→ **Listing**
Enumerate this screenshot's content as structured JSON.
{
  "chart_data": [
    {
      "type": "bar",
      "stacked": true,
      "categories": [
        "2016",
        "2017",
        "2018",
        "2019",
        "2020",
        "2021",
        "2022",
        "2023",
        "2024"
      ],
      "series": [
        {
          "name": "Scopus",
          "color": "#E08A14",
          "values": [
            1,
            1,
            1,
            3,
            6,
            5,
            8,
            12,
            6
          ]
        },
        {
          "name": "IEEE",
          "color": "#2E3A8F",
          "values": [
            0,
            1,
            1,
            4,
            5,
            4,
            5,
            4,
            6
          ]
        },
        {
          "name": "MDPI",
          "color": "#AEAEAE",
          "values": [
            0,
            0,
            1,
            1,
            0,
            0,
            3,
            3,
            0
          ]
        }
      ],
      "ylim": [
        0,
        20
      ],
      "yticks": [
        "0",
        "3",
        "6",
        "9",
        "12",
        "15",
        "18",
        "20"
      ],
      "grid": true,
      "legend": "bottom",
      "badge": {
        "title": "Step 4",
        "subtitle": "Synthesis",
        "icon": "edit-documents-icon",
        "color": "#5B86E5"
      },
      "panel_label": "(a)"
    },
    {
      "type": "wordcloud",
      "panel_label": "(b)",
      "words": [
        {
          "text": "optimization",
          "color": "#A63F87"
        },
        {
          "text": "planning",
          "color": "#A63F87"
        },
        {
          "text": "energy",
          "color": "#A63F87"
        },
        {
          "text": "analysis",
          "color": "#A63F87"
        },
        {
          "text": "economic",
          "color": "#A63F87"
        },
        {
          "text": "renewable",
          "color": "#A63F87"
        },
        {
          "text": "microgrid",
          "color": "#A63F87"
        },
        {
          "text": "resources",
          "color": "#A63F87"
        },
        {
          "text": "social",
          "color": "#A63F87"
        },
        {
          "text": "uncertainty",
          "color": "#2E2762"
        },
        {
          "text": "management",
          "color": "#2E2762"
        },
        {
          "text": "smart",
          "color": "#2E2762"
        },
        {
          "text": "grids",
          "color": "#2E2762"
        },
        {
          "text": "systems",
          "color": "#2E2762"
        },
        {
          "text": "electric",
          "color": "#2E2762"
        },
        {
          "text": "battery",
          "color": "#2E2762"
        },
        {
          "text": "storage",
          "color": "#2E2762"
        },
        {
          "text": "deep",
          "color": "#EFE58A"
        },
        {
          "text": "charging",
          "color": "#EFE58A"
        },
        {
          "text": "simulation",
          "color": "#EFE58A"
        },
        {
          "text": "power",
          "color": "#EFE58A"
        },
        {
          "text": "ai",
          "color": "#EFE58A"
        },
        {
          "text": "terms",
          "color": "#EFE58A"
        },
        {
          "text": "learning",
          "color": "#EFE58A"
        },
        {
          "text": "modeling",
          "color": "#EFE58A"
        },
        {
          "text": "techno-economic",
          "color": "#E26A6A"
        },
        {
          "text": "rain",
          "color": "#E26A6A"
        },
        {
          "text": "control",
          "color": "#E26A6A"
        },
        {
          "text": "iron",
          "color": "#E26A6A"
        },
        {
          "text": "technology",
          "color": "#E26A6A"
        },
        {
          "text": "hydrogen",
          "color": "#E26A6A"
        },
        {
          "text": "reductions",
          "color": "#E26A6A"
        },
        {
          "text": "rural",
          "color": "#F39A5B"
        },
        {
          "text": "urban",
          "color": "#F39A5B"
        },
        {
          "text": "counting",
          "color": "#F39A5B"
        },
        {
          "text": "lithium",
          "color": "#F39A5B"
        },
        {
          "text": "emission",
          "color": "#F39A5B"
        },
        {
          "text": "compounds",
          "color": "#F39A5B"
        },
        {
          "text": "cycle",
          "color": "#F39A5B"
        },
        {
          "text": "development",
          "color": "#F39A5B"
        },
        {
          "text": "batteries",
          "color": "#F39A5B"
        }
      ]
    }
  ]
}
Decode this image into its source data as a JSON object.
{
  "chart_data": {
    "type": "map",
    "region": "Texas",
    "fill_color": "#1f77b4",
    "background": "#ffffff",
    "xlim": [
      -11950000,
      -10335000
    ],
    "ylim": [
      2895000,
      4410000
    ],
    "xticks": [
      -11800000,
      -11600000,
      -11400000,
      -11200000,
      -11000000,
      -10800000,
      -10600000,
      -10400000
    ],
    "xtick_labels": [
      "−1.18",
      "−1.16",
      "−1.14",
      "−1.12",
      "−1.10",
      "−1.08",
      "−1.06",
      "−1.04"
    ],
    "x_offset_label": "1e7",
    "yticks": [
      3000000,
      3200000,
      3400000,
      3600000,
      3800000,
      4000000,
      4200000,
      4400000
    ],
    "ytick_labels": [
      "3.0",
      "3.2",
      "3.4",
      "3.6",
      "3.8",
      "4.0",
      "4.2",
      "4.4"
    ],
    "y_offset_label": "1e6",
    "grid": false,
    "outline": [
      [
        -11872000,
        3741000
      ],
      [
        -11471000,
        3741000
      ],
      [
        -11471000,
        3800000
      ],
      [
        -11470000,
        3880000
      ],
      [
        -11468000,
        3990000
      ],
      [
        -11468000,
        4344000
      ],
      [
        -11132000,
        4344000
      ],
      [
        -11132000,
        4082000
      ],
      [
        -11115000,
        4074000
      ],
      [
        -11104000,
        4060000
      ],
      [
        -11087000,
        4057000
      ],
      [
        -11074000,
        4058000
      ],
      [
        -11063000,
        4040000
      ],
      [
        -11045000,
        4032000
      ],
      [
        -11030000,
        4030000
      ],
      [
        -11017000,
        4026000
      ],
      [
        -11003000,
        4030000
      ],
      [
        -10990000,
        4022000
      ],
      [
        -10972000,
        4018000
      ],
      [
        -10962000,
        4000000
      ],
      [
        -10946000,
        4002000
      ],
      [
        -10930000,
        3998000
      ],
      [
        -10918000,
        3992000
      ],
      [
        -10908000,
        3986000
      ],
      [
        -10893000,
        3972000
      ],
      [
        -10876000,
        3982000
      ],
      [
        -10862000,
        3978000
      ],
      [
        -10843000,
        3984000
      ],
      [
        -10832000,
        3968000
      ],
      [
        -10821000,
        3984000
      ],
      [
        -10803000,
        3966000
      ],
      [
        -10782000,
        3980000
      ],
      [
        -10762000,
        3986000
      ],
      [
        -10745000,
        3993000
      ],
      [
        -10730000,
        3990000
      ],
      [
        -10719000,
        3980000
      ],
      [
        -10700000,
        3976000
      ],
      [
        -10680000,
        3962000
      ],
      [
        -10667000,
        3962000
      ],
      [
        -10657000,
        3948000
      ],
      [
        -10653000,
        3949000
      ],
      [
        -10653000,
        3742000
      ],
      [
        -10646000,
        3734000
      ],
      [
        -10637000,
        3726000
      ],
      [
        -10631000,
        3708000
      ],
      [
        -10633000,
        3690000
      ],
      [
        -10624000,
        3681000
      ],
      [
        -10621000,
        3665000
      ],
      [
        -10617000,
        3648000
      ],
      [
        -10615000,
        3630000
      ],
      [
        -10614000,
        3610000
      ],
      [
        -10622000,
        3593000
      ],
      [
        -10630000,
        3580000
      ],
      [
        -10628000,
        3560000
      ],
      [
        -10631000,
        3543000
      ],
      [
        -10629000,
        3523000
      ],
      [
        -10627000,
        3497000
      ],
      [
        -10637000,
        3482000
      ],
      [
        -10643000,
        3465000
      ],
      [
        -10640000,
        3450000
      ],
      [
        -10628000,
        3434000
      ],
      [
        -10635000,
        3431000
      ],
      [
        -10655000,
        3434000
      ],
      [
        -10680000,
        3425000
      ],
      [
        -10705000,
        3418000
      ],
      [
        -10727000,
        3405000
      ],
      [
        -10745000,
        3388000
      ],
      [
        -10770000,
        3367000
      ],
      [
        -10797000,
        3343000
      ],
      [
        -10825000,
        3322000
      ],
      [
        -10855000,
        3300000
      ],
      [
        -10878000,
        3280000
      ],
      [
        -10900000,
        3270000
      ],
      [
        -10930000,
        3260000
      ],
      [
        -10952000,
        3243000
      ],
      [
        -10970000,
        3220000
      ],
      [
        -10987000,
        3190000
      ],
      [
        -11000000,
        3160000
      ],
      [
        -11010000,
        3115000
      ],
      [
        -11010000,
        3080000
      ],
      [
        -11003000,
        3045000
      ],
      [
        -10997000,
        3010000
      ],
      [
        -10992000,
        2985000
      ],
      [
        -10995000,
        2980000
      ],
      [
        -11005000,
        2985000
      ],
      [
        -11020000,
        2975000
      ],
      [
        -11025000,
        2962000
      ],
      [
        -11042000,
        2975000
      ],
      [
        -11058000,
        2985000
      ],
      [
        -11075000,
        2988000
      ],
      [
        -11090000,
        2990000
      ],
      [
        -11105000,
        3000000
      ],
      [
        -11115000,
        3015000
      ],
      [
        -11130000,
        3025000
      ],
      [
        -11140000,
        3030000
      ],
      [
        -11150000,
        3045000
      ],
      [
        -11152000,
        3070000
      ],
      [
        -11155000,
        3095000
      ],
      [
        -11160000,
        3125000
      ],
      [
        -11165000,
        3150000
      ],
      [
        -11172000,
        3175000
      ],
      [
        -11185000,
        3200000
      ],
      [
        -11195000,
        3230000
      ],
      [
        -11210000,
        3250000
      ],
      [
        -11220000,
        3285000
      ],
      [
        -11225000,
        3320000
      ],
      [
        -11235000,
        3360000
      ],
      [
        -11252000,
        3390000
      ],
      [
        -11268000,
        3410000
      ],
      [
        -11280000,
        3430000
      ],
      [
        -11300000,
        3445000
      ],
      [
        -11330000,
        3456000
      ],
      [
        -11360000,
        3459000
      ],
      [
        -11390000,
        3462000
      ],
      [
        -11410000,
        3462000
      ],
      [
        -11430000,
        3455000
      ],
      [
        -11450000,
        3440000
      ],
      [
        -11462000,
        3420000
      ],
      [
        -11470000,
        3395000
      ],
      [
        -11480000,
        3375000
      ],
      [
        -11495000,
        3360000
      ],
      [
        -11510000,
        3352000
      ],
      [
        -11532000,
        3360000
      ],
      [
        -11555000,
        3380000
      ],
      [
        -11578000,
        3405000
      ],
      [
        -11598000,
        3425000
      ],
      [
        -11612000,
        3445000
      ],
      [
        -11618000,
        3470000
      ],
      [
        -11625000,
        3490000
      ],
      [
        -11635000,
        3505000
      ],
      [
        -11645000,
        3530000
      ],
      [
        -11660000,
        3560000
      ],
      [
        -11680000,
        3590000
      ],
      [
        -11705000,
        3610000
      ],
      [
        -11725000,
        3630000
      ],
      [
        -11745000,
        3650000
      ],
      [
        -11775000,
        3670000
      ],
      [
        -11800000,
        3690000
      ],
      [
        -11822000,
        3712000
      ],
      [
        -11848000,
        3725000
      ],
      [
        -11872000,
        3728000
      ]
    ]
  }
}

→ **Stated task**
Pull out all lines of the data with the string "this".

→ **The completed task**
Enumerate this screenshot's content as structured JSON.
Decode this image into its source data as a JSON object.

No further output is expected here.